### [OBJECTIVE]
Every line of the material that follows must be printed again exactly.

### [RECORDS PROVIDED]
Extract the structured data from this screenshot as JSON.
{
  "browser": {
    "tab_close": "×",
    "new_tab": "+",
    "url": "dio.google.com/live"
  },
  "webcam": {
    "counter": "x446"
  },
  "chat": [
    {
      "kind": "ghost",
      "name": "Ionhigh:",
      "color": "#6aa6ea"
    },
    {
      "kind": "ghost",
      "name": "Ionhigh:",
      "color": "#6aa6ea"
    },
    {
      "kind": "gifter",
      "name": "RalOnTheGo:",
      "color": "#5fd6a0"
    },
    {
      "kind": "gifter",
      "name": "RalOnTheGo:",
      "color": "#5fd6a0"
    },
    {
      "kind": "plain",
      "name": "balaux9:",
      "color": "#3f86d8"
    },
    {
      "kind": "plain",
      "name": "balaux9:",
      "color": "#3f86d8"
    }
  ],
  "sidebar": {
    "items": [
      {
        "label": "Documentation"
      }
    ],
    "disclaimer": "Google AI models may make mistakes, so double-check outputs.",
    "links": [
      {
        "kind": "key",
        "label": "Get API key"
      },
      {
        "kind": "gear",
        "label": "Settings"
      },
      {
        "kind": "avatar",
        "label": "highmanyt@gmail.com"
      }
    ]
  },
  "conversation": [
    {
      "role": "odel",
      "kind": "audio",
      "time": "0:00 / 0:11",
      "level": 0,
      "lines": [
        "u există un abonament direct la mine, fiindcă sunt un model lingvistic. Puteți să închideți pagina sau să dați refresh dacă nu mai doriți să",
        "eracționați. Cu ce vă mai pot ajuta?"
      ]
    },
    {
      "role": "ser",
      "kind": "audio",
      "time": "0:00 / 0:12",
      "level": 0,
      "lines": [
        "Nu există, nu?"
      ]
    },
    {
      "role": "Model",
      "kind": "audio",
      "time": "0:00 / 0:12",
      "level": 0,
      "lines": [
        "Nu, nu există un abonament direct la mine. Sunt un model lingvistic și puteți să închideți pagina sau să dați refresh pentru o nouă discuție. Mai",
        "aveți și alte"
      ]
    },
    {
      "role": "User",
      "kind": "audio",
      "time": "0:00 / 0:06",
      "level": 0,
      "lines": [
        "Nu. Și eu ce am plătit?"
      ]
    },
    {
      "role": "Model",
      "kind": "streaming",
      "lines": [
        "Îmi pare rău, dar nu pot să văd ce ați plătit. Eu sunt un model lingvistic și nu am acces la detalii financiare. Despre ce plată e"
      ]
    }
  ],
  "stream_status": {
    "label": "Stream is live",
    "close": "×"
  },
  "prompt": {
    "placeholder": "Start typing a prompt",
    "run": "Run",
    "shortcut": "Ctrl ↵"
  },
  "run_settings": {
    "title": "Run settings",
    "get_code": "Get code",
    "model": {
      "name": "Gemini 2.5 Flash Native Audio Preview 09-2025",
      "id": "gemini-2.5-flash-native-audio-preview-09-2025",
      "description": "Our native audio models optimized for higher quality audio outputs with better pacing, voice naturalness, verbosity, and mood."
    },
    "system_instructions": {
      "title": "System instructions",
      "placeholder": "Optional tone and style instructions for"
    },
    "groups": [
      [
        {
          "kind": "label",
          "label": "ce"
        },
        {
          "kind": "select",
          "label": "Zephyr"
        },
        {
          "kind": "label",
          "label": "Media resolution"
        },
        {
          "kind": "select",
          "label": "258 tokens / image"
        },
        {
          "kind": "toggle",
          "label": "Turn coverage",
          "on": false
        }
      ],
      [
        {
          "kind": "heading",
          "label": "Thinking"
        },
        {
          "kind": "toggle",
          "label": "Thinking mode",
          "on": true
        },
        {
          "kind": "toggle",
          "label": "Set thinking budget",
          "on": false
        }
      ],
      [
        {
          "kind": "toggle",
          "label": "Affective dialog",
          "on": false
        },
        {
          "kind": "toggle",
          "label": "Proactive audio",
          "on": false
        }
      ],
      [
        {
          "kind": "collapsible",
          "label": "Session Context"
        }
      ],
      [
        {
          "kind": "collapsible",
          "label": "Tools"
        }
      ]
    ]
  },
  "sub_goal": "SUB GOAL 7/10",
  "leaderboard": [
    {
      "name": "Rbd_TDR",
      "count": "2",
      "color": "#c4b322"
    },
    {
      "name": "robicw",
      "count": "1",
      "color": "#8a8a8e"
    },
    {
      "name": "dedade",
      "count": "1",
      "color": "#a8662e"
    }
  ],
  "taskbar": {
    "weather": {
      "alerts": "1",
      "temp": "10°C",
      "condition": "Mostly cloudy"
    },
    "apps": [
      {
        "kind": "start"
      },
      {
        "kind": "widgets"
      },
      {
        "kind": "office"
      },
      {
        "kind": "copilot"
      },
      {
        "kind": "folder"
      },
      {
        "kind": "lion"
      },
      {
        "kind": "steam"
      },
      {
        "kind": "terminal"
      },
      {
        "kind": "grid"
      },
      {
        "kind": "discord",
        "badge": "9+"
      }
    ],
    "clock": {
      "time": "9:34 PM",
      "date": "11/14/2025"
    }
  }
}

### [SOLUTION TO THE PROBLEM]
Extract the structured data from this screenshot as JSON.
{
  "browser": {
    "tab_close": "×",
    "new_tab": "+",
    "url": "dio.google.com/live"
  },
  "webcam": {
    "counter": "x446"
  },
  "chat": [
    {
      "kind": "ghost",
      "name": "Ionhigh:",
      "color": "#6aa6ea"
    },
    {
      "kind": "ghost",
      "name": "Ionhigh:",
      "color": "#6aa6ea"
    },
    {
      "kind": "gifter",
      "name": "RalOnTheGo:",
      "color": "#5fd6a0"
    },
    {
      "kind": "gifter",
      "name": "RalOnTheGo:",
      "color": "#5fd6a0"
    },
    {
      "kind": "plain",
      "name": "balaux9:",
      "color": "#3f86d8"
    },
    {
      "kind": "plain",
      "name": "balaux9:",
      "color": "#3f86d8"
    }
  ],
  "sidebar": {
    "items": [
      {
        "label": "Documentation"
      }
    ],
    "disclaimer": "Google AI models may make mistakes, so double-check outputs.",
    "links": [
      {
        "kind": "key",
        "label": "Get API key"
      },
      {
        "kind": "gear",
        "label": "Settings"
      },
      {
        "kind": "avatar",
        "label": "highmanyt@gmail.com"
      }
    ]
  },
  "conversation": [
    {
      "role": "odel",
      "kind": "audio",
      "time": "0:00 / 0:11",
      "level": 0,
      "lines": [
        "u există un abonament direct la mine, fiindcă sunt un model lingvistic. Puteți să închideți pagina sau să dați refresh dacă nu mai doriți să",
        "eracționați. Cu ce vă mai pot ajuta?"
      ]
    },
    {
      "role": "ser",
      "kind": "audio",
      "time": "0:00 / 0:12",
      "level": 0,
      "lines": [
        "Nu există, nu?"
      ]
    },
    {
      "role": "Model",
      "kind": "audio",
      "time": "0:00 / 0:12",
      "level": 0,
      "lines": [
        "Nu, nu există un abonament direct la mine. Sunt un model lingvistic și puteți să închideți pagina sau să dați refresh pentru o nouă discuție. Mai",
        "aveți și alte"
      ]
    },
    {
      "role": "User",
      "kind": "audio",
      "time": "0:00 / 0:06",
      "level": 0,
      "lines": [
        "Nu. Și eu ce am plătit?"
      ]
    },
    {
      "role": "Model",
      "kind": "streaming",
      "lines": [
        "Îmi pare rău, dar nu pot să văd ce ați plătit. Eu sunt un model lingvistic și nu am acces la detalii financiare. Despre ce plată e"
      ]
    }
  ],
  "stream_status": {
    "label": "Stream is live",
    "close": "×"
  },
  "prompt": {
    "placeholder": "Start typing a prompt",
    "run": "Run",
    "shortcut": "Ctrl ↵"
  },
  "run_settings": {
    "title": "Run settings",
    "get_code": "Get code",
    "model": {
      "name": "Gemini 2.5 Flash Native Audio Preview 09-2025",
      "id": "gemini-2.5-flash-native-audio-preview-09-2025",
      "description": "Our native audio models optimized for higher quality audio outputs with better pacing, voice naturalness, verbosity, and mood."
    },
    "system_instructions": {
      "title": "System instructions",
      "placeholder": "Optional tone and style instructions for"
    },
    "groups": [
      [
        {
          "kind": "label",
          "label": "ce"
        },
        {
          "kind": "select",
          "label": "Zephyr"
        },
        {
          "kind": "label",
          "label": "Media resolution"
        },
        {
          "kind": "select",
          "label": "258 tokens / image"
        },
        {
          "kind": "toggle",
          "label": "Turn coverage",
          "on": false
        }
      ],
      [
        {
          "kind": "heading",
          "label": "Thinking"
        },
        {
          "kind": "toggle",
          "label": "Thinking mode",
          "on": true
        },
        {
          "kind": "toggle",
          "label": "Set thinking budget",
          "on": false
        }
      ],
      [
        {
          "kind": "toggle",
          "label": "Affective dialog",
          "on": false
        },
        {
          "kind": "toggle",
          "label": "Proactive audio",
          "on": false
        }
      ],
      [
        {
          "kind": "collapsible",
          "label": "Session Context"
        }
      ],
      [
        {
          "kind": "collapsible",
          "label": "Tools"
        }
      ]
    ]
  },
  "sub_goal": "SUB GOAL 7/10",
  "leaderboard": [
    {
      "name": "Rbd_TDR",
      "count": "2",
      "color": "#c4b322"
    },
    {
      "name": "robicw",
      "count": "1",
      "color": "#8a8a8e"
    },
    {
      "name": "dedade",
      "count": "1",
      "color": "#a8662e"
    }
  ],
  "taskbar": {
    "weather": {
      "alerts": "1",
      "temp": "10°C",
      "condition": "Mostly cloudy"
    },
    "apps": [
      {
        "kind": "start"
      },
      {
        "kind": "widgets"
      },
      {
        "kind": "office"
      },
      {
        "kind": "copilot"
      },
      {
        "kind": "folder"
      },
      {
        "kind": "lion"
      },
      {
        "kind": "steam"
      },
      {
        "kind": "terminal"
      },
      {
        "kind": "grid"
      },
      {
        "kind": "discord",
        "badge": "9+"
      }
    ],
    "clock": {
      "time": "9:34 PM",
      "date": "11/14/2025"
    }
  }
}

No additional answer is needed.